**Exercise:** Transcribe the full listing below exactly.

**Data supplied:**
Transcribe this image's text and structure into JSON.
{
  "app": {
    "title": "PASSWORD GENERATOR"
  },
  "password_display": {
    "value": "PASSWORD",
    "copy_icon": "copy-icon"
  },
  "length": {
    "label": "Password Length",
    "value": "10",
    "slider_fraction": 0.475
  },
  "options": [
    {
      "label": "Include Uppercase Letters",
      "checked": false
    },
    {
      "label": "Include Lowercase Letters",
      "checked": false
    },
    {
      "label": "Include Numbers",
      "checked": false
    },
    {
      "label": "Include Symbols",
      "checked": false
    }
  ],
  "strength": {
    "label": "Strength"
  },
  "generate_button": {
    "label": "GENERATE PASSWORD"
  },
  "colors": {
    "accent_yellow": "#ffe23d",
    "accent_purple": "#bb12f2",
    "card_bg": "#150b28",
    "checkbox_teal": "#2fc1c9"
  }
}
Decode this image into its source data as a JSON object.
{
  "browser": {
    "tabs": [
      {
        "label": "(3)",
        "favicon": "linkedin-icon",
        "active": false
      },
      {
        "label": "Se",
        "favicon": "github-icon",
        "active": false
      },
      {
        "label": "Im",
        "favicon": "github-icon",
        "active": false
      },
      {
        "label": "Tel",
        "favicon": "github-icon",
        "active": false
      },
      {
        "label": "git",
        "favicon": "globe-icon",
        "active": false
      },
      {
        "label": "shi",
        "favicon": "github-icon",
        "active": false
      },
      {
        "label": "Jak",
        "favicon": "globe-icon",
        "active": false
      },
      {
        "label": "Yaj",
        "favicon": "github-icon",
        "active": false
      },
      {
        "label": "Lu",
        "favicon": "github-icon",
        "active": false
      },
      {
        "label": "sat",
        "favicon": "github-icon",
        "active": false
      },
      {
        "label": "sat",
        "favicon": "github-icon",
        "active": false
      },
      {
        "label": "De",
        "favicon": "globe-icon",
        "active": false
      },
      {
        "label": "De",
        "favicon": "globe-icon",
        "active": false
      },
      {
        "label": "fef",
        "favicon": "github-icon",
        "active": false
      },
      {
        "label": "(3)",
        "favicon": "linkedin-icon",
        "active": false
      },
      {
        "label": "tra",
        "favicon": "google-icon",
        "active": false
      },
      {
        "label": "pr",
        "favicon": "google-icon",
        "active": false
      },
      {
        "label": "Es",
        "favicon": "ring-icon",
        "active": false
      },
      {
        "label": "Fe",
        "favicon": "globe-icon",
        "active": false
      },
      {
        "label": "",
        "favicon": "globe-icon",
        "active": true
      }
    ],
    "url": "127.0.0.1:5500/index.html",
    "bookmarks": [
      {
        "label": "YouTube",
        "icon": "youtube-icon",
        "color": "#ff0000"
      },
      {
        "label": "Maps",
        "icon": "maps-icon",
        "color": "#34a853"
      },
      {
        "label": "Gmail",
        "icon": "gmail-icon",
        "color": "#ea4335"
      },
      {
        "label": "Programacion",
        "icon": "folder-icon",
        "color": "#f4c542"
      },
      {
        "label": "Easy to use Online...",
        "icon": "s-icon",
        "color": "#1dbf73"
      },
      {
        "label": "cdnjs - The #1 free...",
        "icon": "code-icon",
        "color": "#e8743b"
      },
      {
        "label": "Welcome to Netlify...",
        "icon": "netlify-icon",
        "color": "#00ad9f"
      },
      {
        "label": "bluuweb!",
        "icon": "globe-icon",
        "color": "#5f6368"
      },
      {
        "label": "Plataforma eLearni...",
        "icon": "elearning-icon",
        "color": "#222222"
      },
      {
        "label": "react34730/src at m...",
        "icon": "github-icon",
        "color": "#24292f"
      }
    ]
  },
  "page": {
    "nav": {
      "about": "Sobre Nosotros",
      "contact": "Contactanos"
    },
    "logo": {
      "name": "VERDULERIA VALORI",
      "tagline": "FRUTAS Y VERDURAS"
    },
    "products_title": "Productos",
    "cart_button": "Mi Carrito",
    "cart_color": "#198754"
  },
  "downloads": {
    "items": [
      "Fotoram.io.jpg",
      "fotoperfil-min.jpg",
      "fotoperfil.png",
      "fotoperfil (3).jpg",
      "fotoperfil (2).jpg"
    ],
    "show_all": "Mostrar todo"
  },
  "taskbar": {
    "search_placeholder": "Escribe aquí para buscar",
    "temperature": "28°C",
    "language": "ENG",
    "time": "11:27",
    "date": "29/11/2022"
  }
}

**Full solution:**
Transcribe this image's text and structure into JSON.
{
  "app": {
    "title": "PASSWORD GENERATOR"
  },
  "password_display": {
    "value": "PASSWORD",
    "copy_icon": "copy-icon"
  },
  "length": {
    "label": "Password Length",
    "value": "10",
    "slider_fraction": 0.475
  },
  "options": [
    {
      "label": "Include Uppercase Letters",
      "checked": false
    },
    {
      "label": "Include Lowercase Letters",
      "checked": false
    },
    {
      "label": "Include Numbers",
      "checked": false
    },
    {
      "label": "Include Symbols",
      "checked": false
    }
  ],
  "strength": {
    "label": "Strength"
  },
  "generate_button": {
    "label": "GENERATE PASSWORD"
  },
  "colors": {
    "accent_yellow": "#ffe23d",
    "accent_purple": "#bb12f2",
    "card_bg": "#150b28",
    "checkbox_teal": "#2fc1c9"
  }
}
Decode this image into its source data as a JSON object.
{
  "browser": {
    "tabs": [
      {
        "label": "(3)",
        "favicon": "linkedin-icon",
        "active": false
      },
      {
        "label": "Se",
        "favicon": "github-icon",
        "active": false
      },
      {
        "label": "Im",
        "favicon": "github-icon",
        "active": false
      },
      {
        "label": "Tel",
        "favicon": "github-icon",
        "active": false
      },
      {
        "label": "git",
        "favicon": "globe-icon",
        "active": false
      },
      {
        "label": "shi",
        "favicon": "github-icon",
        "active": false
      },
      {
        "label": "Jak",
        "favicon": "globe-icon",
        "active": false
      },
      {
        "label": "Yaj",
        "favicon": "github-icon",
        "active": false
      },
      {
        "label": "Lu",
        "favicon": "github-icon",
        "active": false
      },
      {
        "label": "sat",
        "favicon": "github-icon",
        "active": false
      },
      {
        "label": "sat",
        "favicon": "github-icon",
        "active": false
      },
      {
        "label": "De",
        "favicon": "globe-icon",
        "active": false
      },
      {
        "label": "De",
        "favicon": "globe-icon",
        "active": false
      },
      {
        "label": "fef",
        "favicon": "github-icon",
        "active": false
      },
      {
        "label": "(3)",
        "favicon": "linkedin-icon",
        "active": false
      },
      {
        "label": "tra",
        "favicon": "google-icon",
        "active": false
      },
      {
        "label": "pr",
        "favicon": "google-icon",
        "active": false
      },
      {
        "label": "Es",
        "favicon": "ring-icon",
        "active": false
      },
      {
        "label": "Fe",
        "favicon": "globe-icon",
        "active": false
      },
      {
        "label": "",
        "favicon": "globe-icon",
        "active": true
      }
    ],
    "url": "127.0.0.1:5500/index.html",
    "bookmarks": [
      {
        "label": "YouTube",
        "icon": "youtube-icon",
        "color": "#ff0000"
      },
      {
        "label": "Maps",
        "icon": "maps-icon",
        "color": "#34a853"
      },
      {
        "label": "Gmail",
        "icon": "gmail-icon",
        "color": "#ea4335"
      },
      {
        "label": "Programacion",
        "icon": "folder-icon",
        "color": "#f4c542"
      },
      {
        "label": "Easy to use Online...",
        "icon": "s-icon",
        "color": "#1dbf73"
      },
      {
        "label": "cdnjs - The #1 free...",
        "icon": "code-icon",
        "color": "#e8743b"
      },
      {
        "label": "Welcome to Netlify...",
        "icon": "netlify-icon",
        "color": "#00ad9f"
      },
      {
        "label": "bluuweb!",
        "icon": "globe-icon",
        "color": "#5f6368"
      },
      {
        "label": "Plataforma eLearni...",
        "icon": "elearning-icon",
        "color": "#222222"
      },
      {
        "label": "react34730/src at m...",
        "icon": "github-icon",
        "color": "#24292f"
      }
    ]
  },
  "page": {
    "nav": {
      "about": "Sobre Nosotros",
      "contact": "Contactanos"
    },
    "logo": {
      "name": "VERDULERIA VALORI",
      "tagline": "FRUTAS Y VERDURAS"
    },
    "products_title": "Productos",
    "cart_button": "Mi Carrito",
    "cart_color": "#198754"
  },
  "downloads": {
    "items": [
      "Fotoram.io.jpg",
      "fotoperfil-min.jpg",
      "fotoperfil.png",
      "fotoperfil (3).jpg",
      "fotoperfil (2).jpg"
    ],
    "show_all": "Mostrar todo"
  },
  "taskbar": {
    "search_placeholder": "Escribe aquí para buscar",
    "temperature": "28°C",
    "language": "ENG",
    "time": "11:27",
    "date": "29/11/2022"
  }
}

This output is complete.